--- start of MATERIAL TO PROCESS ---
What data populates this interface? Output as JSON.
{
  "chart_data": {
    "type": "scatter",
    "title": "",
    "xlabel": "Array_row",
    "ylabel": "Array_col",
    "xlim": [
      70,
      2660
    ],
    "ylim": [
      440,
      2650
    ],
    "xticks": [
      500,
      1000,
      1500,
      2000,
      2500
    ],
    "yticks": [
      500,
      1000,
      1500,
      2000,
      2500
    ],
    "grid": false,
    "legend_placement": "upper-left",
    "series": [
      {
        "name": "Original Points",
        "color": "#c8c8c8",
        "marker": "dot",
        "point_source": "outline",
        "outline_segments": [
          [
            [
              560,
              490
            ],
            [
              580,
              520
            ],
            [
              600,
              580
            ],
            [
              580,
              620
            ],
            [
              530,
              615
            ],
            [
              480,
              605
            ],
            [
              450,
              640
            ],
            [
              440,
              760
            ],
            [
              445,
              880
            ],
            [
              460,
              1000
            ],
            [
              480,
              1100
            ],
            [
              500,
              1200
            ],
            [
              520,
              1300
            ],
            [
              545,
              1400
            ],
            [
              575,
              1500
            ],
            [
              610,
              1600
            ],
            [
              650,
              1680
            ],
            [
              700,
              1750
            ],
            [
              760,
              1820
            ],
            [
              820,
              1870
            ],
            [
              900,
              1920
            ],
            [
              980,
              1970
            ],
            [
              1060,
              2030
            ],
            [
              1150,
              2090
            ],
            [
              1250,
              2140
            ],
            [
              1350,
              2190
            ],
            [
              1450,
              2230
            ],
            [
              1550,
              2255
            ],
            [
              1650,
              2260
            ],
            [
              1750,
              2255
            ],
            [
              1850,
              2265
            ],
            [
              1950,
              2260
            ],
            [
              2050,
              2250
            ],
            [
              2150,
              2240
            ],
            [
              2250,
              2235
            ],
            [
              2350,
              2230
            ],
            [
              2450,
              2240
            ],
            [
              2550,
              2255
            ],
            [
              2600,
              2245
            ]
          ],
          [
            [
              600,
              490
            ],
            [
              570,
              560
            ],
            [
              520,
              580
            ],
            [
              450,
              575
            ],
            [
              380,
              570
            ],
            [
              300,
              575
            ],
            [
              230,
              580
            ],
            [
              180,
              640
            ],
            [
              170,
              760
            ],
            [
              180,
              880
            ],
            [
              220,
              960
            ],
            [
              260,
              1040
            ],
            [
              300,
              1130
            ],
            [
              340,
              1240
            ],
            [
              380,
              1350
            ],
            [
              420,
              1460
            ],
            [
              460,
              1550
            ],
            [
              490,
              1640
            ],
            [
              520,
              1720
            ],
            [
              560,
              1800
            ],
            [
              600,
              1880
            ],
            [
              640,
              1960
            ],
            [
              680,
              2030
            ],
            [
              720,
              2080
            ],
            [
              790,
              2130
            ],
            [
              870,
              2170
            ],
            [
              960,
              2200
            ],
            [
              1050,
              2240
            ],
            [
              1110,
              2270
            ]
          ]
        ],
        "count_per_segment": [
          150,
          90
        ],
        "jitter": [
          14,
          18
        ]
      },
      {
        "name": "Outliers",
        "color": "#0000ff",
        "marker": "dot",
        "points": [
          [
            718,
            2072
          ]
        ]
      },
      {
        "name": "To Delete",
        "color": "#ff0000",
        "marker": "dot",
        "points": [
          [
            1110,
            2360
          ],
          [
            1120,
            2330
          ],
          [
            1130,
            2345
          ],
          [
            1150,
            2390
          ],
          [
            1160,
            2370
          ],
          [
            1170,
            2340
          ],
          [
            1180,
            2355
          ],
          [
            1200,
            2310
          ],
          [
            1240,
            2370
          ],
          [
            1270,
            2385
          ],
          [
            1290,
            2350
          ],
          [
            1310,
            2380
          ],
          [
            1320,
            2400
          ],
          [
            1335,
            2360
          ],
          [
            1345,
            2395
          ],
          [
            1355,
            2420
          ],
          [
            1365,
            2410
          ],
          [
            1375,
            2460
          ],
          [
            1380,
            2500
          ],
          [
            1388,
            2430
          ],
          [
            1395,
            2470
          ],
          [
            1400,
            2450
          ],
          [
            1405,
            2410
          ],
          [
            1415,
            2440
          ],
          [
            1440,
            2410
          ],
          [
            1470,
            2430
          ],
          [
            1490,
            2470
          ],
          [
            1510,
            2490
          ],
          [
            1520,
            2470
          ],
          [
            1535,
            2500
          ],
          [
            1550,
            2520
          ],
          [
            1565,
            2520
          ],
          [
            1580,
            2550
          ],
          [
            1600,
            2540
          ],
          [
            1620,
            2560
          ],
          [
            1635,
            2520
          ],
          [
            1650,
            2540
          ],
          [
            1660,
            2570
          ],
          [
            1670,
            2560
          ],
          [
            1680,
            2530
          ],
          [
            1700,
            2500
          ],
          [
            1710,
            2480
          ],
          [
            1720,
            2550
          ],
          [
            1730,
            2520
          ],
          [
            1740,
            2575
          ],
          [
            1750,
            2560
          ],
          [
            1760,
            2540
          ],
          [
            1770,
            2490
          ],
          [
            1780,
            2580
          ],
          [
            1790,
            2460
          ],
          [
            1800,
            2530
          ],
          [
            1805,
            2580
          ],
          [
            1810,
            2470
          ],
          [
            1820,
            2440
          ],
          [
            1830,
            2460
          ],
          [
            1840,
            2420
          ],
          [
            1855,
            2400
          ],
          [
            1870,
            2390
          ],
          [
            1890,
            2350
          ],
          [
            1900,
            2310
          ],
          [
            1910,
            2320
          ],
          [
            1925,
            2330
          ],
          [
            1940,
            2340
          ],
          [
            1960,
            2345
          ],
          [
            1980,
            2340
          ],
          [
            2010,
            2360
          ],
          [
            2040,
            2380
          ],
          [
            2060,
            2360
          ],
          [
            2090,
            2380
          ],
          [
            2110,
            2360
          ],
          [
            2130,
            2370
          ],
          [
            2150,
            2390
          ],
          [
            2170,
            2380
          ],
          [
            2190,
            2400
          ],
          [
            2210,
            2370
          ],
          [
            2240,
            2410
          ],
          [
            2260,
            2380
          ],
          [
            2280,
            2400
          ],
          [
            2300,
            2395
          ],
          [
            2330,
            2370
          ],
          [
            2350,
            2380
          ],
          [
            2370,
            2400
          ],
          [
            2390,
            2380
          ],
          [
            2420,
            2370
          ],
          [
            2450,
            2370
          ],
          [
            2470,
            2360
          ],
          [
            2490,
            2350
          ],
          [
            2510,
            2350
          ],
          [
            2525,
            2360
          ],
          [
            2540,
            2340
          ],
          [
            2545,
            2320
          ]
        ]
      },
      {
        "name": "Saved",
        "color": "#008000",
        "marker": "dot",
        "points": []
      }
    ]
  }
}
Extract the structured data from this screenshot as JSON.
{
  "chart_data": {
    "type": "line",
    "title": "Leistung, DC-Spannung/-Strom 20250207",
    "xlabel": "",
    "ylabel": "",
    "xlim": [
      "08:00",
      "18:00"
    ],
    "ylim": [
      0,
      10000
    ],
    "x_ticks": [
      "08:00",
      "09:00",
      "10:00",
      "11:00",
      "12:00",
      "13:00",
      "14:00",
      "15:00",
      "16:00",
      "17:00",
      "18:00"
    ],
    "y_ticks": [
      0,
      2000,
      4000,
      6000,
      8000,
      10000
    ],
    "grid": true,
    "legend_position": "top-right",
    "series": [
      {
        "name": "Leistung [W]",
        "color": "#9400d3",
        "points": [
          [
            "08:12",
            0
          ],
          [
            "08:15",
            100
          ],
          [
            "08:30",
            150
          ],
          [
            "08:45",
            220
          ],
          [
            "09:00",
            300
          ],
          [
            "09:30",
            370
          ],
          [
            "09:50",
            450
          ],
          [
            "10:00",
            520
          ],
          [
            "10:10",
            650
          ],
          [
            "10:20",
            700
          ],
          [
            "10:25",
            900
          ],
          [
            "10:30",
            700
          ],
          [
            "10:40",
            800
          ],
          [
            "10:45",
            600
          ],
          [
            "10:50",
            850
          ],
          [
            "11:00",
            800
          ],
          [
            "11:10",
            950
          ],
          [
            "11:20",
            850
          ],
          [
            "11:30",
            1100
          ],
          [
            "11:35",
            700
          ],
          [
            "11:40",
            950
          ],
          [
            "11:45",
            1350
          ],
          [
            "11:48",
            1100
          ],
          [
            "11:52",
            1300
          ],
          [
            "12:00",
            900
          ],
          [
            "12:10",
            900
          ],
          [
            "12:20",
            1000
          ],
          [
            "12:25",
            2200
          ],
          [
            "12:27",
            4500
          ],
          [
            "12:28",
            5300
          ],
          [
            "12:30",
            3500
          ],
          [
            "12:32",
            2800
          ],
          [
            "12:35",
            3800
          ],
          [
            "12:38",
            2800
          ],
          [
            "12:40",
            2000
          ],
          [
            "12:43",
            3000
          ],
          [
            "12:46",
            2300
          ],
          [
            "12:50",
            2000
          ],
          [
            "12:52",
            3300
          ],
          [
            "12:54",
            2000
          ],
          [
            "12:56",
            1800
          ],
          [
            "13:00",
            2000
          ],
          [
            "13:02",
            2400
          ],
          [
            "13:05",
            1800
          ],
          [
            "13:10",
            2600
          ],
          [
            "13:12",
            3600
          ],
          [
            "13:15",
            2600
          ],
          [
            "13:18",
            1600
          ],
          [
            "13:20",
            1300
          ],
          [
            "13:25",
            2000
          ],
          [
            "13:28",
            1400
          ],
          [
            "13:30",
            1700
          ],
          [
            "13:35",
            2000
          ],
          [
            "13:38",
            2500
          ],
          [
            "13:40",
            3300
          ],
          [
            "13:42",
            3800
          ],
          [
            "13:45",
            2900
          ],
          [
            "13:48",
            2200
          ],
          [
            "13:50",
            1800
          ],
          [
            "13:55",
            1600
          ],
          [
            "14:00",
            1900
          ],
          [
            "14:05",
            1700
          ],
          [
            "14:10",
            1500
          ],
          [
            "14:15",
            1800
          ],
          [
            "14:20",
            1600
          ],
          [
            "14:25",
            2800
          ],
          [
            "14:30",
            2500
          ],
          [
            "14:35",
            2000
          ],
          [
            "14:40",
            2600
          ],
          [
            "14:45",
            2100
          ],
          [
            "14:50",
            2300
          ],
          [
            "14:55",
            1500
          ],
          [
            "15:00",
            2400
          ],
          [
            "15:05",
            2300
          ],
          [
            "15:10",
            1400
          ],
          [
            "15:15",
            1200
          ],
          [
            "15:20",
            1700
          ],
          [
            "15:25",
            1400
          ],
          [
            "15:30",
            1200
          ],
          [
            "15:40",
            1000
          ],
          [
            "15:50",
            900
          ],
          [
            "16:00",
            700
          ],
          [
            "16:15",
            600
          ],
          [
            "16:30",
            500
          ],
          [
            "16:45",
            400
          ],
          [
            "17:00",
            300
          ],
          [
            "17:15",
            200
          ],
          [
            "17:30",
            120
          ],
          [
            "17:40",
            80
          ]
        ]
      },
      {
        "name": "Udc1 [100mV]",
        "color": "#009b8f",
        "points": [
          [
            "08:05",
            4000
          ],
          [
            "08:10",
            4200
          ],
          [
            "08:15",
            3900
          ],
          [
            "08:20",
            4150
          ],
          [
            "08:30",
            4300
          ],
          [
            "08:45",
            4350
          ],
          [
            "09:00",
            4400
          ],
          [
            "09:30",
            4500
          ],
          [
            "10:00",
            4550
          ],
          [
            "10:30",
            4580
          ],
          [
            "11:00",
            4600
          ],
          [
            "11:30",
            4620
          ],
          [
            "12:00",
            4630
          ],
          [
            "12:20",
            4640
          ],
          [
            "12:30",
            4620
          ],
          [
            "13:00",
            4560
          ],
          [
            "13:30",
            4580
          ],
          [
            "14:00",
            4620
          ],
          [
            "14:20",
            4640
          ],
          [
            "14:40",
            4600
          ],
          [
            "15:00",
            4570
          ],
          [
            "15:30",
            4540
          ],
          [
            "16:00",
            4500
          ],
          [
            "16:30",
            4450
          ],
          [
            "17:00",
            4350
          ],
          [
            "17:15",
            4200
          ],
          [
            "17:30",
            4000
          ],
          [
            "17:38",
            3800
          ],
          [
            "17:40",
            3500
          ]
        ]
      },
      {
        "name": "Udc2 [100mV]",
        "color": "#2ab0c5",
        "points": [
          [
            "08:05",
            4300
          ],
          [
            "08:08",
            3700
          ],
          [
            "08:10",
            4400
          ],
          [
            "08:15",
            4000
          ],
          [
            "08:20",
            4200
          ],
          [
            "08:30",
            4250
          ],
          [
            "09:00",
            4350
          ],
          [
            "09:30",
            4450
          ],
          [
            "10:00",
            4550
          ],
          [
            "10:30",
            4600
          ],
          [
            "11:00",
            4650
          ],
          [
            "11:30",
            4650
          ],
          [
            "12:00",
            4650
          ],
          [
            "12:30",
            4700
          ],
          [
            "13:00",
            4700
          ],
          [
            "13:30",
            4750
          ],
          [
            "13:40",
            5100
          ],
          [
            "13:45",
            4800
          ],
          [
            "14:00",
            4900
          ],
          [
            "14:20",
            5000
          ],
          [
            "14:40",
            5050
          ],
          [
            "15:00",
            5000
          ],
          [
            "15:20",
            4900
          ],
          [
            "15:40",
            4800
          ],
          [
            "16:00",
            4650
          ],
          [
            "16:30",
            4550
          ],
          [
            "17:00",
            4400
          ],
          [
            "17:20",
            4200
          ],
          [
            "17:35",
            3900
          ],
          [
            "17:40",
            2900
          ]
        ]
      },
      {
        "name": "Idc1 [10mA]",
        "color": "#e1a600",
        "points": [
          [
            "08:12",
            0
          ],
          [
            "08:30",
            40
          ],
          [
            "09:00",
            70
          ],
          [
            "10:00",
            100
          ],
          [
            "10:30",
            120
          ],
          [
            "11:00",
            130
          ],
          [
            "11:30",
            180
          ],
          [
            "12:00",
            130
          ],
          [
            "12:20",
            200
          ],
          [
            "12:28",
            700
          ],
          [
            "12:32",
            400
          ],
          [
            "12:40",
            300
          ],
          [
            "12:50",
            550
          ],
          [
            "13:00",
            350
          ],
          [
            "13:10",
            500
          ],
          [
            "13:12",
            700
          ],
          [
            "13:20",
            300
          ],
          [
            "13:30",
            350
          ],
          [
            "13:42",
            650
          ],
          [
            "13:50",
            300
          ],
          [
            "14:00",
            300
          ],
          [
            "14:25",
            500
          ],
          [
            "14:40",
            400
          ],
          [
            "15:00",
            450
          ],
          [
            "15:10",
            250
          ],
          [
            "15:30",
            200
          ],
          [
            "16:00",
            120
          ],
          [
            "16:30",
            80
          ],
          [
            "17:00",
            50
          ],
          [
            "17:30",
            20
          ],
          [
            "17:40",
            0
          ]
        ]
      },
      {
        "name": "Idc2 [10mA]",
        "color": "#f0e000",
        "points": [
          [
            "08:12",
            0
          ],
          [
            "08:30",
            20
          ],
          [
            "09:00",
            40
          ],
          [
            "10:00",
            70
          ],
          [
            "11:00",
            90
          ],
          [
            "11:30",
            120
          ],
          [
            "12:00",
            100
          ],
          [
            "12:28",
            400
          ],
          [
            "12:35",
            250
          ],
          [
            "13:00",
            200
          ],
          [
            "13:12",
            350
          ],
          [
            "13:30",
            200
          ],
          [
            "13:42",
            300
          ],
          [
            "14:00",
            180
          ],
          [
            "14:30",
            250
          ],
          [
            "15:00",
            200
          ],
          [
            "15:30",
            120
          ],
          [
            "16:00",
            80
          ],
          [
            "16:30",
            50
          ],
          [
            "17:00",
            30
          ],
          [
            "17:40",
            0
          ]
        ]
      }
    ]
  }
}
--- end of MATERIAL TO PROCESS ---
WRITTEN INSTRUCTION:
Gather, from the listing above, every line carrying the word "this".

CORRECT RESPONSE:
What data populates this interface? Output as JSON.
Extract the structured data from this screenshot as JSON.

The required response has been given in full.